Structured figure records
○ ○ ○ ○ ○ ○ ○
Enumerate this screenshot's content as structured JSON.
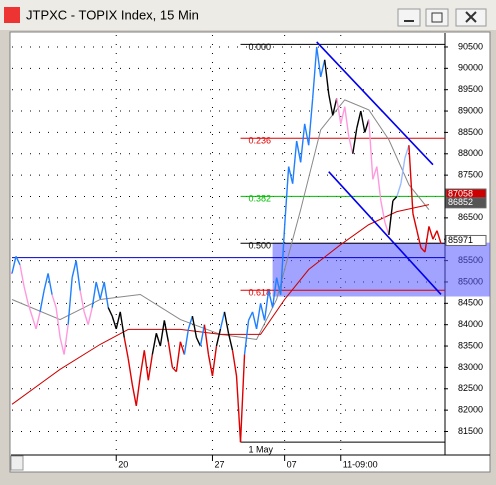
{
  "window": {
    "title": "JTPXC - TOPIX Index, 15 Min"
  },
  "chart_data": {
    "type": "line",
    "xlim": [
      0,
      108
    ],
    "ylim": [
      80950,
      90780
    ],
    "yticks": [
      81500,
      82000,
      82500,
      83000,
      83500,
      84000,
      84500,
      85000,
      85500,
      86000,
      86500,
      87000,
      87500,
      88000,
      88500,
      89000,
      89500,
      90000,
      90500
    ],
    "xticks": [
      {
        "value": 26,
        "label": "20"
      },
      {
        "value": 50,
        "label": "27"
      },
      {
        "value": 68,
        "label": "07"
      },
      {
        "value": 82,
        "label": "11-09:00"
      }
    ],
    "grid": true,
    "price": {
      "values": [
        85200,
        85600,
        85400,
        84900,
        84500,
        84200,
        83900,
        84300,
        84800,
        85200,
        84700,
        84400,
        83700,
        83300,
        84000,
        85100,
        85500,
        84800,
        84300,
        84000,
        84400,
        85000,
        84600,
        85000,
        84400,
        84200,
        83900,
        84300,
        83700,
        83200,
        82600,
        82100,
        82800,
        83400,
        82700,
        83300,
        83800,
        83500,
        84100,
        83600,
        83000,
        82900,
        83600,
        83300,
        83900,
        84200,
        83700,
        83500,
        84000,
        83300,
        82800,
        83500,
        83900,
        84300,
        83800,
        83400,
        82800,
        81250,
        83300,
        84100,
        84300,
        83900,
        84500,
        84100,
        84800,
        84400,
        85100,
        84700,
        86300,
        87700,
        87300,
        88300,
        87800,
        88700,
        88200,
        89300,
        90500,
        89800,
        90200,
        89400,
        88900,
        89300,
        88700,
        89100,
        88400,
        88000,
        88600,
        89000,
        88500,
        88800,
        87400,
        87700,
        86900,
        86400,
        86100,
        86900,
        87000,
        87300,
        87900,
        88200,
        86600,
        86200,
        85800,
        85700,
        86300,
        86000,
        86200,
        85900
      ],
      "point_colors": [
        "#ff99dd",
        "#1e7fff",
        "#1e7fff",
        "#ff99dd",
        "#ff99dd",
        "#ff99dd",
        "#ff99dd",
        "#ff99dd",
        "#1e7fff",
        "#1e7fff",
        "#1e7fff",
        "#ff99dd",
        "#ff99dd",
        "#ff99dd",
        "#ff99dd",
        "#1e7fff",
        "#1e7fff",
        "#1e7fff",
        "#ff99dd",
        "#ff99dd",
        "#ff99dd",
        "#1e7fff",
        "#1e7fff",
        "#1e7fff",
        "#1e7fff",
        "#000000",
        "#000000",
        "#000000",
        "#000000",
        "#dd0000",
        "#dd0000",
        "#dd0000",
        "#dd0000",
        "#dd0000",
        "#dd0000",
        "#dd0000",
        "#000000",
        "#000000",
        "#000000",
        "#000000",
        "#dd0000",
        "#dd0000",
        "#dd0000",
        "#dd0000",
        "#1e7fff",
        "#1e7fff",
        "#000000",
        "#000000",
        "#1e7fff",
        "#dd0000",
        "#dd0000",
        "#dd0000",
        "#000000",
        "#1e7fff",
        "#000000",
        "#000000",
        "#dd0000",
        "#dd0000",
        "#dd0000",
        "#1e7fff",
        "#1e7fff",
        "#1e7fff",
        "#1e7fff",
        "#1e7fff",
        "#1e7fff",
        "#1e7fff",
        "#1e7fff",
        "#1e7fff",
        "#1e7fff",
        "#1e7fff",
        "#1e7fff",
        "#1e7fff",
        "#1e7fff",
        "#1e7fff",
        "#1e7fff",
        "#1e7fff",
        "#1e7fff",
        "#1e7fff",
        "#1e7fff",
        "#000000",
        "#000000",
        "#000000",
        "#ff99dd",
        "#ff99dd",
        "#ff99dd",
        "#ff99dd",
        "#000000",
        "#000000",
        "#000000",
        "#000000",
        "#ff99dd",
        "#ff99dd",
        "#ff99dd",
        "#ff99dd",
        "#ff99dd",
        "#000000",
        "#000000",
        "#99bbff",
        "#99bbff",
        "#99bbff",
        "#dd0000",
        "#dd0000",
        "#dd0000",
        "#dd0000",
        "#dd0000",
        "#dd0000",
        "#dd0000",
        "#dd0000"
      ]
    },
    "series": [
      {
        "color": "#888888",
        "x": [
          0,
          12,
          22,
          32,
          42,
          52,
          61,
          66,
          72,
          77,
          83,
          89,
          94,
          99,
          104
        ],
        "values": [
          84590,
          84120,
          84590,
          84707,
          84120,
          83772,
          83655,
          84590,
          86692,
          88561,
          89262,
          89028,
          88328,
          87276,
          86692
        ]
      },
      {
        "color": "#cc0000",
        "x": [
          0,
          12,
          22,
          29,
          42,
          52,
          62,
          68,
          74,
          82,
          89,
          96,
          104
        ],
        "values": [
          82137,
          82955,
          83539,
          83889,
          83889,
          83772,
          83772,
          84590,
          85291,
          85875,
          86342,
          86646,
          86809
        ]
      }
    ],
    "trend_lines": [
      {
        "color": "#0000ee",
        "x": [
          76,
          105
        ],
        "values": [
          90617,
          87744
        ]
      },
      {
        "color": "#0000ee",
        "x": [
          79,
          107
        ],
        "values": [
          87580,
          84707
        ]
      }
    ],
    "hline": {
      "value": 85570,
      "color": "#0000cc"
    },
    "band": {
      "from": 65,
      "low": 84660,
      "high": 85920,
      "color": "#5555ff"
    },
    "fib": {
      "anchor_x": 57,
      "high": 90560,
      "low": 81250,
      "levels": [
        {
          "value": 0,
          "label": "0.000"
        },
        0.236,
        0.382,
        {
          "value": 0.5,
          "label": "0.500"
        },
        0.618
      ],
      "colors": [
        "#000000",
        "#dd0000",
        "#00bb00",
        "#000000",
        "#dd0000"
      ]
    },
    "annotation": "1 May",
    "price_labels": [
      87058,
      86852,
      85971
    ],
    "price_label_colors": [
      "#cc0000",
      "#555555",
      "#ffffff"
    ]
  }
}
○ ○ ○ ○ ○ ○ ○
Exercise details:
Strip out the pictures and quote the remaining data word for word.

Result:
Enumerate this screenshot's content as structured JSON.
{
  "window": {
    "title": "JTPXC - TOPIX Index, 15 Min"
  },
  "chart_data": {
    "type": "line",
    "xlim": [
      0,
      108
    ],
    "ylim": [
      80950,
      90780
    ],
    "yticks": [
      81500,
      82000,
      82500,
      83000,
      83500,
      84000,
      84500,
      85000,
      85500,
      86000,
      86500,
      87000,
      87500,
      88000,
      88500,
      89000,
      89500,
      90000,
      90500
    ],
    "xticks": [
      {
        "value": 26,
        "label": "20"
      },
      {
        "value": 50,
        "label": "27"
      },
      {
        "value": 68,
        "label": "07"
      },
      {
        "value": 82,
        "label": "11-09:00"
      }
    ],
    "grid": true,
    "price": {
      "values": [
        85200,
        85600,
        85400,
        84900,
        84500,
        84200,
        83900,
        84300,
        84800,
        85200,
        84700,
        84400,
        83700,
        83300,
        84000,
        85100,
        85500,
        84800,
        84300,
        84000,
        84400,
        85000,
        84600,
        85000,
        84400,
        84200,
        83900,
        84300,
        83700,
        83200,
        82600,
        82100,
        82800,
        83400,
        82700,
        83300,
        83800,
        83500,
        84100,
        83600,
        83000,
        82900,
        83600,
        83300,
        83900,
        84200,
        83700,
        83500,
        84000,
        83300,
        82800,
        83500,
        83900,
        84300,
        83800,
        83400,
        82800,
        81250,
        83300,
        84100,
        84300,
        83900,
        84500,
        84100,
        84800,
        84400,
        85100,
        84700,
        86300,
        87700,
        87300,
        88300,
        87800,
        88700,
        88200,
        89300,
        90500,
        89800,
        90200,
        89400,
        88900,
        89300,
        88700,
        89100,
        88400,
        88000,
        88600,
        89000,
        88500,
        88800,
        87400,
        87700,
        86900,
        86400,
        86100,
        86900,
        87000,
        87300,
        87900,
        88200,
        86600,
        86200,
        85800,
        85700,
        86300,
        86000,
        86200,
        85900
      ],
      "point_colors": [
        "#ff99dd",
        "#1e7fff",
        "#1e7fff",
        "#ff99dd",
        "#ff99dd",
        "#ff99dd",
        "#ff99dd",
        "#ff99dd",
        "#1e7fff",
        "#1e7fff",
        "#1e7fff",
        "#ff99dd",
        "#ff99dd",
        "#ff99dd",
        "#ff99dd",
        "#1e7fff",
        "#1e7fff",
        "#1e7fff",
        "#ff99dd",
        "#ff99dd",
        "#ff99dd",
        "#1e7fff",
        "#1e7fff",
        "#1e7fff",
        "#1e7fff",
        "#000000",
        "#000000",
        "#000000",
        "#000000",
        "#dd0000",
        "#dd0000",
        "#dd0000",
        "#dd0000",
        "#dd0000",
        "#dd0000",
        "#dd0000",
        "#000000",
        "#000000",
        "#000000",
        "#000000",
        "#dd0000",
        "#dd0000",
        "#dd0000",
        "#dd0000",
        "#1e7fff",
        "#1e7fff",
        "#000000",
        "#000000",
        "#1e7fff",
        "#dd0000",
        "#dd0000",
        "#dd0000",
        "#000000",
        "#1e7fff",
        "#000000",
        "#000000",
        "#dd0000",
        "#dd0000",
        "#dd0000",
        "#1e7fff",
        "#1e7fff",
        "#1e7fff",
        "#1e7fff",
        "#1e7fff",
        "#1e7fff",
        "#1e7fff",
        "#1e7fff",
        "#1e7fff",
        "#1e7fff",
        "#1e7fff",
        "#1e7fff",
        "#1e7fff",
        "#1e7fff",
        "#1e7fff",
        "#1e7fff",
        "#1e7fff",
        "#1e7fff",
        "#1e7fff",
        "#1e7fff",
        "#000000",
        "#000000",
        "#000000",
        "#ff99dd",
        "#ff99dd",
        "#ff99dd",
        "#ff99dd",
        "#000000",
        "#000000",
        "#000000",
        "#000000",
        "#ff99dd",
        "#ff99dd",
        "#ff99dd",
        "#ff99dd",
        "#ff99dd",
        "#000000",
        "#000000",
        "#99bbff",
        "#99bbff",
        "#99bbff",
        "#dd0000",
        "#dd0000",
        "#dd0000",
        "#dd0000",
        "#dd0000",
        "#dd0000",
        "#dd0000",
        "#dd0000"
      ]
    },
    "series": [
      {
        "color": "#888888",
        "x": [
          0,
          12,
          22,
          32,
          42,
          52,
          61,
          66,
          72,
          77,
          83,
          89,
          94,
          99,
          104
        ],
        "values": [
          84590,
          84120,
          84590,
          84707,
          84120,
          83772,
          83655,
          84590,
          86692,
          88561,
          89262,
          89028,
          88328,
          87276,
          86692
        ]
      },
      {
        "color": "#cc0000",
        "x": [
          0,
          12,
          22,
          29,
          42,
          52,
          62,
          68,
          74,
          82,
          89,
          96,
          104
        ],
        "values": [
          82137,
          82955,
          83539,
          83889,
          83889,
          83772,
          83772,
          84590,
          85291,
          85875,
          86342,
          86646,
          86809
        ]
      }
    ],
    "trend_lines": [
      {
        "color": "#0000ee",
        "x": [
          76,
          105
        ],
        "values": [
          90617,
          87744
        ]
      },
      {
        "color": "#0000ee",
        "x": [
          79,
          107
        ],
        "values": [
          87580,
          84707
        ]
      }
    ],
    "hline": {
      "value": 85570,
      "color": "#0000cc"
    },
    "band": {
      "from": 65,
      "low": 84660,
      "high": 85920,
      "color": "#5555ff"
    },
    "fib": {
      "anchor_x": 57,
      "high": 90560,
      "low": 81250,
      "levels": [
        {
          "value": 0,
          "label": "0.000"
        },
        0.236,
        0.382,
        {
          "value": 0.5,
          "label": "0.500"
        },
        0.618
      ],
      "colors": [
        "#000000",
        "#dd0000",
        "#00bb00",
        "#000000",
        "#dd0000"
      ]
    },
    "annotation": "1 May",
    "price_labels": [
      87058,
      86852,
      85971
    ],
    "price_label_colors": [
      "#cc0000",
      "#555555",
      "#ffffff"
    ]
  }
}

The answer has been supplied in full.